-- DATA FOR THIS TASK start --
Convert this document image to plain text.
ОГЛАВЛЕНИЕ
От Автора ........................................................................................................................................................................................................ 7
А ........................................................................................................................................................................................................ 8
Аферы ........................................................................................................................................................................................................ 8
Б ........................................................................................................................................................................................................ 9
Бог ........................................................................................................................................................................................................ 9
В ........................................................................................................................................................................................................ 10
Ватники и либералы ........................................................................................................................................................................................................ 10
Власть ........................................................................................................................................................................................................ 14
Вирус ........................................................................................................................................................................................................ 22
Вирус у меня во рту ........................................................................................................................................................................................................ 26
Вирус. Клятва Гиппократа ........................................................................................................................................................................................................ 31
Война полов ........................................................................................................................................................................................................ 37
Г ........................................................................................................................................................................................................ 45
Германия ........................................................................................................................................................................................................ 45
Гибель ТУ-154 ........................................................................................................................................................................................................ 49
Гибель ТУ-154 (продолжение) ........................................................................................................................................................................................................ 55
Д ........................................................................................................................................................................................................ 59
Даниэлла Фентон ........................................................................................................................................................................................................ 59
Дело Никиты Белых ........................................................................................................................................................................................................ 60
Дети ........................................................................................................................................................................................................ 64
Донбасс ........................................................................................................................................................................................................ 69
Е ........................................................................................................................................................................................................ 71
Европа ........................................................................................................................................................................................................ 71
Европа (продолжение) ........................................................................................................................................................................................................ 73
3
-- DATA FOR THIS TASK end --
REQUIREMENT ▸ Please quote the data above in full, with no line missing.

REPLY TO THE EXERCISE ▸
Convert this document image to plain text.
ОГЛАВЛЕНИЕ
От Автора ........................................................................................................................................................................................................ 7
А ........................................................................................................................................................................................................ 8
Аферы ........................................................................................................................................................................................................ 8
Б ........................................................................................................................................................................................................ 9
Бог ........................................................................................................................................................................................................ 9
В ........................................................................................................................................................................................................ 10
Ватники и либералы ........................................................................................................................................................................................................ 10
Власть ........................................................................................................................................................................................................ 14
Вирус ........................................................................................................................................................................................................ 22
Вирус у меня во рту ........................................................................................................................................................................................................ 26
Вирус. Клятва Гиппократа ........................................................................................................................................................................................................ 31
Война полов ........................................................................................................................................................................................................ 37
Г ........................................................................................................................................................................................................ 45
Германия ........................................................................................................................................................................................................ 45
Гибель ТУ-154 ........................................................................................................................................................................................................ 49
Гибель ТУ-154 (продолжение) ........................................................................................................................................................................................................ 55
Д ........................................................................................................................................................................................................ 59
Даниэлла Фентон ........................................................................................................................................................................................................ 59
Дело Никиты Белых ........................................................................................................................................................................................................ 60
Дети ........................................................................................................................................................................................................ 64
Донбасс ........................................................................................................................................................................................................ 69
Е ........................................................................................................................................................................................................ 71
Европа ........................................................................................................................................................................................................ 71
Европа (продолжение) ........................................................................................................................................................................................................ 73
3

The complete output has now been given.